DIRECTIVE: Make an exact copy of the entries, and keep any pictures out of it.

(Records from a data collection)
┄┄┄┄┄┄

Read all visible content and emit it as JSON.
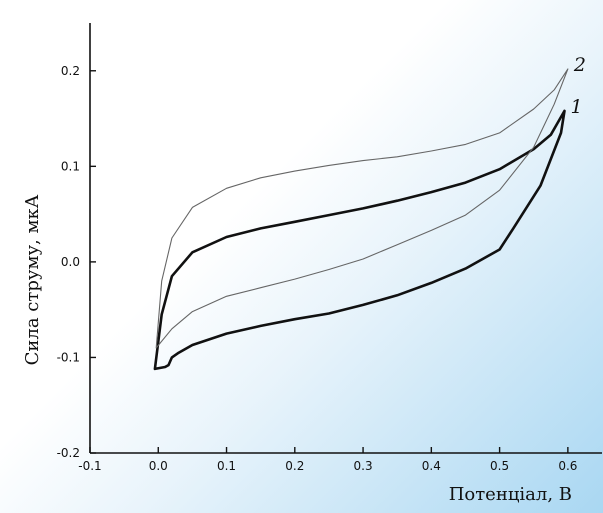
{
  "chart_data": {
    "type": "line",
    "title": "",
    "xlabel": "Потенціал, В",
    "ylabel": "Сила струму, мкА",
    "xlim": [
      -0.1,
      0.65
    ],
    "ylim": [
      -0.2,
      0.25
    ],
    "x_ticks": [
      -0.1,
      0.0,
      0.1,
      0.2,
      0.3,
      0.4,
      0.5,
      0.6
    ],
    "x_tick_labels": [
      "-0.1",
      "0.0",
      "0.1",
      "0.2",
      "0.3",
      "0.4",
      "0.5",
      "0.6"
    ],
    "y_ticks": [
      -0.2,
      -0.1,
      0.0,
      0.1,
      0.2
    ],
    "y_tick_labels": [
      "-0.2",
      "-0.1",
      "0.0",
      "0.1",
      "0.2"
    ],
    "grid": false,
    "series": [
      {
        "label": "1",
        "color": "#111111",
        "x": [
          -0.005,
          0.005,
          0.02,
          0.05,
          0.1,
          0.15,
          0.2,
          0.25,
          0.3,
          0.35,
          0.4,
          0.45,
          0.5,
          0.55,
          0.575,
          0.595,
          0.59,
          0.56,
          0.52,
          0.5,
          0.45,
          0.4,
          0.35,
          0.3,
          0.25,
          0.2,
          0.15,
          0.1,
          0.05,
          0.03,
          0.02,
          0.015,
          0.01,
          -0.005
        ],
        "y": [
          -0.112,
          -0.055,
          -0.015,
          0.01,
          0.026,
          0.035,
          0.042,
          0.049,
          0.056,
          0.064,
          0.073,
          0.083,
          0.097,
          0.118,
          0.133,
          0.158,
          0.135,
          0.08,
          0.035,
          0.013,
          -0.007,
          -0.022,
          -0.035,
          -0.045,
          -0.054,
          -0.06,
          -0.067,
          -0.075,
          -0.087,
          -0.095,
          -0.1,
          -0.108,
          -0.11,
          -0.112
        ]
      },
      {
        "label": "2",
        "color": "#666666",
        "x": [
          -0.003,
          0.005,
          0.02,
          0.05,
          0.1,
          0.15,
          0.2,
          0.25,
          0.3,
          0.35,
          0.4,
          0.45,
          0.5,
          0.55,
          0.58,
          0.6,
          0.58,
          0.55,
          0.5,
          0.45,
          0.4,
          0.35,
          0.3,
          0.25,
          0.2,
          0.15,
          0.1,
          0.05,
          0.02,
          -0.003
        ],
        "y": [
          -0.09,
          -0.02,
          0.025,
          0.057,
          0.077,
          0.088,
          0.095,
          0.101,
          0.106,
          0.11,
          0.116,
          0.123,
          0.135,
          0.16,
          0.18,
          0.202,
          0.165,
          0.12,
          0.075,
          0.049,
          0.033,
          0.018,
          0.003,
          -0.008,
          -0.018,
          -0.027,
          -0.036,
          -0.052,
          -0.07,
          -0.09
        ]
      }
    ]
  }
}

┄┄┄┄┄┄

FULL SOLUTION:
Read all visible content and emit it as JSON.
{
  "chart_data": {
    "type": "line",
    "title": "",
    "xlabel": "Потенціал, В",
    "ylabel": "Сила струму, мкА",
    "xlim": [
      -0.1,
      0.65
    ],
    "ylim": [
      -0.2,
      0.25
    ],
    "x_ticks": [
      -0.1,
      0.0,
      0.1,
      0.2,
      0.3,
      0.4,
      0.5,
      0.6
    ],
    "x_tick_labels": [
      "-0.1",
      "0.0",
      "0.1",
      "0.2",
      "0.3",
      "0.4",
      "0.5",
      "0.6"
    ],
    "y_ticks": [
      -0.2,
      -0.1,
      0.0,
      0.1,
      0.2
    ],
    "y_tick_labels": [
      "-0.2",
      "-0.1",
      "0.0",
      "0.1",
      "0.2"
    ],
    "grid": false,
    "series": [
      {
        "label": "1",
        "color": "#111111",
        "x": [
          -0.005,
          0.005,
          0.02,
          0.05,
          0.1,
          0.15,
          0.2,
          0.25,
          0.3,
          0.35,
          0.4,
          0.45,
          0.5,
          0.55,
          0.575,
          0.595,
          0.59,
          0.56,
          0.52,
          0.5,
          0.45,
          0.4,
          0.35,
          0.3,
          0.25,
          0.2,
          0.15,
          0.1,
          0.05,
          0.03,
          0.02,
          0.015,
          0.01,
          -0.005
        ],
        "y": [
          -0.112,
          -0.055,
          -0.015,
          0.01,
          0.026,
          0.035,
          0.042,
          0.049,
          0.056,
          0.064,
          0.073,
          0.083,
          0.097,
          0.118,
          0.133,
          0.158,
          0.135,
          0.08,
          0.035,
          0.013,
          -0.007,
          -0.022,
          -0.035,
          -0.045,
          -0.054,
          -0.06,
          -0.067,
          -0.075,
          -0.087,
          -0.095,
          -0.1,
          -0.108,
          -0.11,
          -0.112
        ]
      },
      {
        "label": "2",
        "color": "#666666",
        "x": [
          -0.003,
          0.005,
          0.02,
          0.05,
          0.1,
          0.15,
          0.2,
          0.25,
          0.3,
          0.35,
          0.4,
          0.45,
          0.5,
          0.55,
          0.58,
          0.6,
          0.58,
          0.55,
          0.5,
          0.45,
          0.4,
          0.35,
          0.3,
          0.25,
          0.2,
          0.15,
          0.1,
          0.05,
          0.02,
          -0.003
        ],
        "y": [
          -0.09,
          -0.02,
          0.025,
          0.057,
          0.077,
          0.088,
          0.095,
          0.101,
          0.106,
          0.11,
          0.116,
          0.123,
          0.135,
          0.16,
          0.18,
          0.202,
          0.165,
          0.12,
          0.075,
          0.049,
          0.033,
          0.018,
          0.003,
          -0.008,
          -0.018,
          -0.027,
          -0.036,
          -0.052,
          -0.07,
          -0.09
        ]
      }
    ]
  }
}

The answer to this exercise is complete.